Aim of the task
Pull every line containing "JSON" from the entries.

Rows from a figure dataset

+===+

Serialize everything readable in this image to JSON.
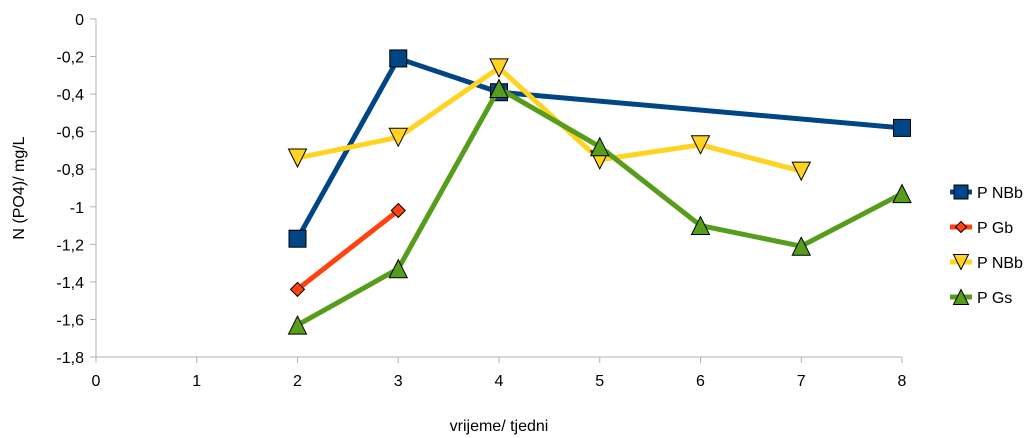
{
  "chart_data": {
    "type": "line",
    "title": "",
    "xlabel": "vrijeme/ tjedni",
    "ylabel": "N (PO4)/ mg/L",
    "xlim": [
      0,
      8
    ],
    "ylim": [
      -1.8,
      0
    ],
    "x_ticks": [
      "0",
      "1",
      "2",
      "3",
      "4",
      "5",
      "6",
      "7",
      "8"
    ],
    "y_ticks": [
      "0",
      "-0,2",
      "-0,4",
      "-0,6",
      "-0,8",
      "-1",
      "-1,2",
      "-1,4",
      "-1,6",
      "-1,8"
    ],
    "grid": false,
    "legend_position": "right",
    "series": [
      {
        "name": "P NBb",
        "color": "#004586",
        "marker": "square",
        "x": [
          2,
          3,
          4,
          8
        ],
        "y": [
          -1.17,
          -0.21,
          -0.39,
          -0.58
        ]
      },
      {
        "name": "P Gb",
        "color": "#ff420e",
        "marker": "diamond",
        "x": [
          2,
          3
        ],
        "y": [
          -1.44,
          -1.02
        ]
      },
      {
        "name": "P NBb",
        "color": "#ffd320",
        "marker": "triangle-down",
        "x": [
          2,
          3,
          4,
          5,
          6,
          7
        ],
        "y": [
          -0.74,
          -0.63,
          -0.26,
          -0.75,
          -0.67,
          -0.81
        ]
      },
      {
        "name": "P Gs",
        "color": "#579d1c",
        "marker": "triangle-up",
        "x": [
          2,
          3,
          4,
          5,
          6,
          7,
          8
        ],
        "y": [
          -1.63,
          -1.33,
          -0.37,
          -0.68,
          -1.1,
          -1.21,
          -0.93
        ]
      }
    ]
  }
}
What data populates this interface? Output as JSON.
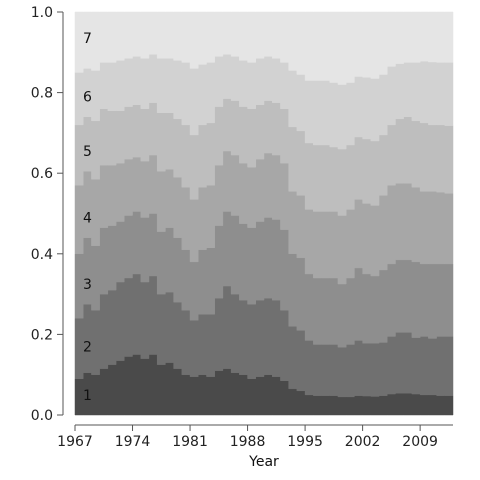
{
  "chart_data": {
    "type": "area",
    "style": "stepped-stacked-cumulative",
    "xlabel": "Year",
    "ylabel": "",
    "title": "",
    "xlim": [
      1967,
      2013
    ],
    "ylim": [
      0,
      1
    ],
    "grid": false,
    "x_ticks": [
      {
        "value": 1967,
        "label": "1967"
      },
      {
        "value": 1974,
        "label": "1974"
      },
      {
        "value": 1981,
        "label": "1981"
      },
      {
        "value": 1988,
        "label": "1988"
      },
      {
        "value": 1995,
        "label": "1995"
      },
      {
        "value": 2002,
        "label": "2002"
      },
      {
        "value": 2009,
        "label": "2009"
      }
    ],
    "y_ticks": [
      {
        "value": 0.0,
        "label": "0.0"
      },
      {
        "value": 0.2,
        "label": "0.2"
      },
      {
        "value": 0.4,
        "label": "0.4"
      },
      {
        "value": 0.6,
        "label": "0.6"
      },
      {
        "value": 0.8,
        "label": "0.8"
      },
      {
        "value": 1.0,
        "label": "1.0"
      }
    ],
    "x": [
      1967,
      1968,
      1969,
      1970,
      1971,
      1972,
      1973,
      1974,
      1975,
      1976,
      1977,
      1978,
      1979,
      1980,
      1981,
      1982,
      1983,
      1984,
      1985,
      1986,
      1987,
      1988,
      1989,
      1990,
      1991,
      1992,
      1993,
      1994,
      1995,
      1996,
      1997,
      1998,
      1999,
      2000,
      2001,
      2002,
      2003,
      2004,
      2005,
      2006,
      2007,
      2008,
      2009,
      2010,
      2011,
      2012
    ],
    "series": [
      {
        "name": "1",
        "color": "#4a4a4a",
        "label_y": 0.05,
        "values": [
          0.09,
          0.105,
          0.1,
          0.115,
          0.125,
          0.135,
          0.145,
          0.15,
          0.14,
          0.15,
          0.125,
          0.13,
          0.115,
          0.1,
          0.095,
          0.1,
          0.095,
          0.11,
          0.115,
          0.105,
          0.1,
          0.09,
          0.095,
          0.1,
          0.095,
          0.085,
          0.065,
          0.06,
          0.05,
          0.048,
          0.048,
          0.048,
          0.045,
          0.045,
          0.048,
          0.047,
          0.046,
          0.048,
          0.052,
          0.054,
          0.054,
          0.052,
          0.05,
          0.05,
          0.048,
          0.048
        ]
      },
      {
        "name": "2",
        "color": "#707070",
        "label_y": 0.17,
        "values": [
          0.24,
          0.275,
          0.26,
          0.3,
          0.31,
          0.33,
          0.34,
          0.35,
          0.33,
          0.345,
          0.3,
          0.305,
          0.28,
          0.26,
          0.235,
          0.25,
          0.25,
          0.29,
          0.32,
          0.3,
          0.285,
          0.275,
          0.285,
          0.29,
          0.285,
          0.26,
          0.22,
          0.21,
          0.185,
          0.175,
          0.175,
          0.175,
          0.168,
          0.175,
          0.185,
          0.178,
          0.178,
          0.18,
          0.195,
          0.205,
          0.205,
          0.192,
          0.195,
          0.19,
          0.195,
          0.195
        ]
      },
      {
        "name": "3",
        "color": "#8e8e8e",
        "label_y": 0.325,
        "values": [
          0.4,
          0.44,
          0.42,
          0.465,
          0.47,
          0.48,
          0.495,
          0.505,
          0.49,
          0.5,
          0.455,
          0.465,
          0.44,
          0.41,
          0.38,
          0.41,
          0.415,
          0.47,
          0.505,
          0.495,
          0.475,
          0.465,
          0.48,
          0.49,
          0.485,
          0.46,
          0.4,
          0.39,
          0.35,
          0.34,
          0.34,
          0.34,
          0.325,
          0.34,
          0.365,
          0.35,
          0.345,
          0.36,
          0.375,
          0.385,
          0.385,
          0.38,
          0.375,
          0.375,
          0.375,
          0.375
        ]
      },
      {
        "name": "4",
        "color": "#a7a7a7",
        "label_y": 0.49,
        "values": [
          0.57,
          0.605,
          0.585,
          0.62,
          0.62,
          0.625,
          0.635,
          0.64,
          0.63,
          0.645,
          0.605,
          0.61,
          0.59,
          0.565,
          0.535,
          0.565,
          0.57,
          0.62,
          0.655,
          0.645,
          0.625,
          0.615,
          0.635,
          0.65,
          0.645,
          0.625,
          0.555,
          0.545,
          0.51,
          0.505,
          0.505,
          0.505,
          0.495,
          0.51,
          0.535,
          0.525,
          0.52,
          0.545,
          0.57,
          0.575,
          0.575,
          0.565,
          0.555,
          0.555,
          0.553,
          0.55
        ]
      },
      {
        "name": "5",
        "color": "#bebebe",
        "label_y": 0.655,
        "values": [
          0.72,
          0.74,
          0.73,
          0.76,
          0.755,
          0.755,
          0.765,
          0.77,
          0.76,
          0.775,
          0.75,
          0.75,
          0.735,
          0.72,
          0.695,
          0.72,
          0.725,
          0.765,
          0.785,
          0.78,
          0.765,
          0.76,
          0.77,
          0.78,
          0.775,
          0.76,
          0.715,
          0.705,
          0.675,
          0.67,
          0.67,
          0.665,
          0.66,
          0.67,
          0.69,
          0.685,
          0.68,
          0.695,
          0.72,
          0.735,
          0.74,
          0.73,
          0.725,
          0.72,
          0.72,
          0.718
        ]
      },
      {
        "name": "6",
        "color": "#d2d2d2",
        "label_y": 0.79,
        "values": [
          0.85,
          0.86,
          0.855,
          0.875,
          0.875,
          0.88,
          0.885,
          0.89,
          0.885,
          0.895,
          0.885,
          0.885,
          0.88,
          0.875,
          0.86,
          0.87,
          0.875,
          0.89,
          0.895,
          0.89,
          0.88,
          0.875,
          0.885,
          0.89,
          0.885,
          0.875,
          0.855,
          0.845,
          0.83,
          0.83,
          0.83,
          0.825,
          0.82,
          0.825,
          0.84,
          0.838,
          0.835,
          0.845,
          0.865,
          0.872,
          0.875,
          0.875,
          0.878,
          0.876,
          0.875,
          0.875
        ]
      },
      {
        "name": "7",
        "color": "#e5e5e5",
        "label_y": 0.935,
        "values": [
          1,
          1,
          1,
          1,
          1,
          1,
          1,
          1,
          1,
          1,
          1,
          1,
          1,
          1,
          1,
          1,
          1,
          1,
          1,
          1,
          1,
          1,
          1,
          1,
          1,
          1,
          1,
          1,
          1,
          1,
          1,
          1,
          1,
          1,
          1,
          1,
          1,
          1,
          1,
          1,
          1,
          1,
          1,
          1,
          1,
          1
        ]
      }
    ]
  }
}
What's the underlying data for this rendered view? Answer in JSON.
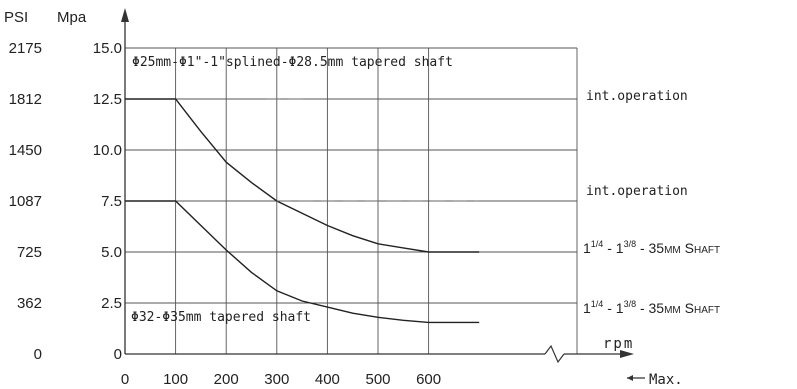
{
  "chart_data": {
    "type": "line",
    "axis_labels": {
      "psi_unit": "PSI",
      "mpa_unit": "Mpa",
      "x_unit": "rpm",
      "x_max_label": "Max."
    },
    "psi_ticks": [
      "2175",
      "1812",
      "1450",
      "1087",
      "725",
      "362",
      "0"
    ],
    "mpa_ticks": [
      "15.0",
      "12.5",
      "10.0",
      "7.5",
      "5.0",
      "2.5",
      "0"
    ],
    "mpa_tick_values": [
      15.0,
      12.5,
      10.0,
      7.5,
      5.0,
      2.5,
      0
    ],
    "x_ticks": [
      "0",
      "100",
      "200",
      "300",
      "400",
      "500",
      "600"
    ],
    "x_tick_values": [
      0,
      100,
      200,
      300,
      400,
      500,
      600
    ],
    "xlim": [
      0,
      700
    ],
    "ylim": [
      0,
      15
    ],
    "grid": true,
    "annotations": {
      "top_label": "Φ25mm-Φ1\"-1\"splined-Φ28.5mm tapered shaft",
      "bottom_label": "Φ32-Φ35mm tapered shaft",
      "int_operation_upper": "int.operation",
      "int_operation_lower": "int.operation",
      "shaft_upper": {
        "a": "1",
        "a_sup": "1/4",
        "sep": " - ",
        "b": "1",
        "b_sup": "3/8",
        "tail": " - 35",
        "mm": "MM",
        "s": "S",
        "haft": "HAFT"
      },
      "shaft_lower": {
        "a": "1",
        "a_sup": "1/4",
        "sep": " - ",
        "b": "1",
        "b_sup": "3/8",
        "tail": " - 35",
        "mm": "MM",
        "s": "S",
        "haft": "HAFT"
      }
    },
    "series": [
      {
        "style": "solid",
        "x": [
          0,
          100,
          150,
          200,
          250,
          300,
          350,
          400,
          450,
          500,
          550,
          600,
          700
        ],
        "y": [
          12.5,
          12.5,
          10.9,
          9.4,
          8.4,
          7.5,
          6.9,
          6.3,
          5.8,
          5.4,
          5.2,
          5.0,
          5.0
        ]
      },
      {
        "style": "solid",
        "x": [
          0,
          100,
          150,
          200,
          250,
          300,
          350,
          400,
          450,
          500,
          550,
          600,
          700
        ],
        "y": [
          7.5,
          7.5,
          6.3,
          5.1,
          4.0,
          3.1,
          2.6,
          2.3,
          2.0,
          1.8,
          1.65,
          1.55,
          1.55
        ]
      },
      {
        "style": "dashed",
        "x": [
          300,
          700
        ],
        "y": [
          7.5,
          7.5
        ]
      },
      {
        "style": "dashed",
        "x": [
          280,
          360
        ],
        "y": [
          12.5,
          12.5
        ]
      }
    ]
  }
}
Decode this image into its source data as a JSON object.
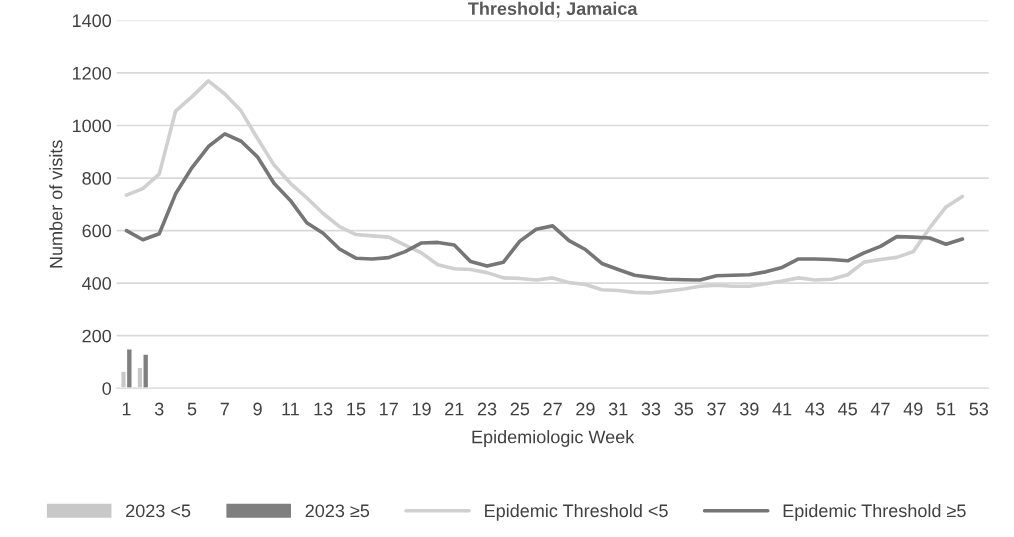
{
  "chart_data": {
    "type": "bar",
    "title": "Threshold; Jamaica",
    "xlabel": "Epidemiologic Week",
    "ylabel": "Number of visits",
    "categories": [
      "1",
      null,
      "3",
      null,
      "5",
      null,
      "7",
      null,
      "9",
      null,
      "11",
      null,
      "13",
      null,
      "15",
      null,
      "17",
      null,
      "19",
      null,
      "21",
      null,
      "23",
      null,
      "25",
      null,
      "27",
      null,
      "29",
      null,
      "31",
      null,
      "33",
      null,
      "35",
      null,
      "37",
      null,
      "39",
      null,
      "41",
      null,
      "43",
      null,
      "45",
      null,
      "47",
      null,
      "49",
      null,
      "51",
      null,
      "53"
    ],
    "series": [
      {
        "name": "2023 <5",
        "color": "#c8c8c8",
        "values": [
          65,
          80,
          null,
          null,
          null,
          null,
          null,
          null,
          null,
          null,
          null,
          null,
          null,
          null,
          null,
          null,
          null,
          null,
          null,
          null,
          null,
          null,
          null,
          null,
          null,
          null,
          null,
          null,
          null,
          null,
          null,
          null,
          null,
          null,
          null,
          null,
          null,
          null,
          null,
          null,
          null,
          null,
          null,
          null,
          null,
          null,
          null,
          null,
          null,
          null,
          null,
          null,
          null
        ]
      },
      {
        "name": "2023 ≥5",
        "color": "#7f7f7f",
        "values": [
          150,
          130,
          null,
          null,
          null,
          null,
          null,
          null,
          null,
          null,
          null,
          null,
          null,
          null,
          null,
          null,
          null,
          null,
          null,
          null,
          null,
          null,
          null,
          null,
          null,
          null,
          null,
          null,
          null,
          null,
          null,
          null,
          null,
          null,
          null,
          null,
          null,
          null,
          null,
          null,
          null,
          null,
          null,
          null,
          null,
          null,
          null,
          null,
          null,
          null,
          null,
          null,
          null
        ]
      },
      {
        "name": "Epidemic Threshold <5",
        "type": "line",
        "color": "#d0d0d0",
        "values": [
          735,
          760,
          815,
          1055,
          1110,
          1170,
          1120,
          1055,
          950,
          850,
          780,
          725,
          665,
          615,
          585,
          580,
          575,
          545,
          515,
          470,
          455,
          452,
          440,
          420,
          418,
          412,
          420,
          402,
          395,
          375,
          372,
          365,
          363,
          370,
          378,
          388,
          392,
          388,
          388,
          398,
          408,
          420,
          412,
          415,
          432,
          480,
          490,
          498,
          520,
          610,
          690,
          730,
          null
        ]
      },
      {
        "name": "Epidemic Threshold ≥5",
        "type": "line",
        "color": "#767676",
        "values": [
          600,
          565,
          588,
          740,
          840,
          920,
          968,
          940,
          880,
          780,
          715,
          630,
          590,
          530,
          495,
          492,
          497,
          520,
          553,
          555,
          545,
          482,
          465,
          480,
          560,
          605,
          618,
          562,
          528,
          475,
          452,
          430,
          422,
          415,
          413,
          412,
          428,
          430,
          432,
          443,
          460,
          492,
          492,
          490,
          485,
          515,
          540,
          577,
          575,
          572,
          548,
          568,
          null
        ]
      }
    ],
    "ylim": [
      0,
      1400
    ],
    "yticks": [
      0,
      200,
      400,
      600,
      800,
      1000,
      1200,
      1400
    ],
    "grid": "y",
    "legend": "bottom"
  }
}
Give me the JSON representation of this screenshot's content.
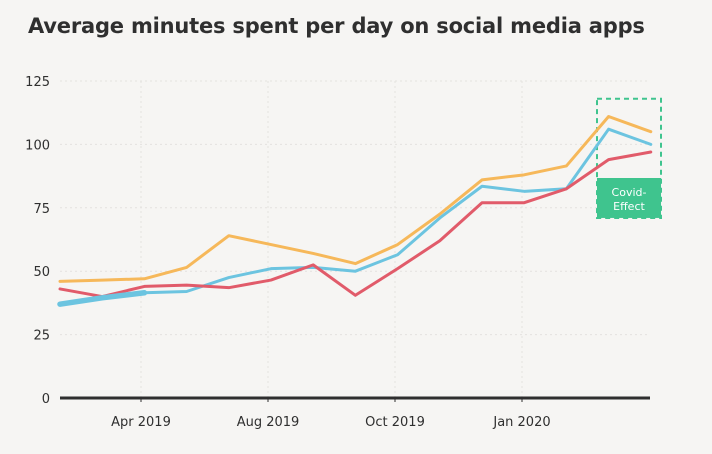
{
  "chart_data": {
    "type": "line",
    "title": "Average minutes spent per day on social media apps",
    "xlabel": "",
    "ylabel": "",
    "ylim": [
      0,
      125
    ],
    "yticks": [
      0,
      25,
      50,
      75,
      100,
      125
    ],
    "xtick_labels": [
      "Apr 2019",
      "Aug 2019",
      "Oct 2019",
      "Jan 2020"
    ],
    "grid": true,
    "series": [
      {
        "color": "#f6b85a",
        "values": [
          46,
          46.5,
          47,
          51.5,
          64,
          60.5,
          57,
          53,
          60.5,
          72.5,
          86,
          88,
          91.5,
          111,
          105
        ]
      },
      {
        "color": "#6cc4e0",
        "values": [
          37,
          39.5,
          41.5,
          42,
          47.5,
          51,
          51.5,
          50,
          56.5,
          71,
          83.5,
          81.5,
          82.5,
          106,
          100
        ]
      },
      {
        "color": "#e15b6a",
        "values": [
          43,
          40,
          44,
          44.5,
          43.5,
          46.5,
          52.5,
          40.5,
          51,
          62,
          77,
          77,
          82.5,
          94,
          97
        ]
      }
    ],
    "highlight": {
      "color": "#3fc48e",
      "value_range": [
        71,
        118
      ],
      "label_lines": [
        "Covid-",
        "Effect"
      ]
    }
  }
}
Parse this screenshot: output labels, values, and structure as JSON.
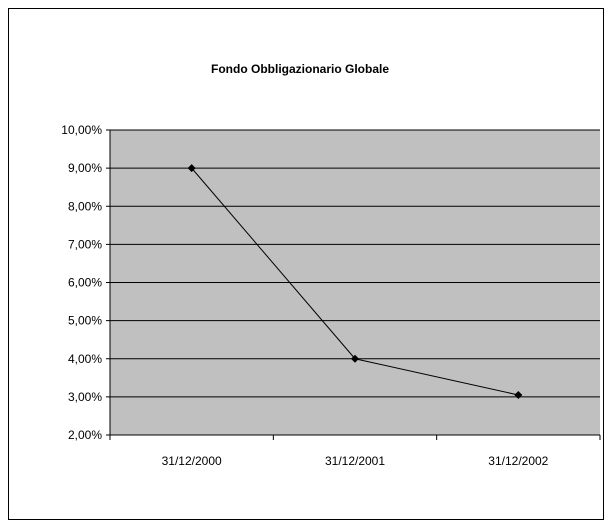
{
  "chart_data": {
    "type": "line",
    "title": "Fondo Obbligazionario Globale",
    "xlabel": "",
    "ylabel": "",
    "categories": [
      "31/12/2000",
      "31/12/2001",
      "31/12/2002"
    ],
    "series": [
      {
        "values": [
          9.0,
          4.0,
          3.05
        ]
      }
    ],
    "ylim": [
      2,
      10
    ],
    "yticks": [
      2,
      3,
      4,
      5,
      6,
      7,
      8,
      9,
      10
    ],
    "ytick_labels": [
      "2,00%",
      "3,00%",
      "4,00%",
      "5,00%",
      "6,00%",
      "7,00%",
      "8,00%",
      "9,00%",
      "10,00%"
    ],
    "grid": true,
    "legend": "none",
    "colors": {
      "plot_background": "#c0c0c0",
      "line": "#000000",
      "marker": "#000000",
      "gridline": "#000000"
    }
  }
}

+===+

Solution below
Serialize everything readable in this image to JSON.
What data populates this interface? Output as JSON.
What's the underlying data for this rendered view? Answer in JSON.
Decode this image into its source data as a JSON object.
Give me the JSON representation of this screenshot's content.
Parse this screenshot: output labels, values, and structure as JSON.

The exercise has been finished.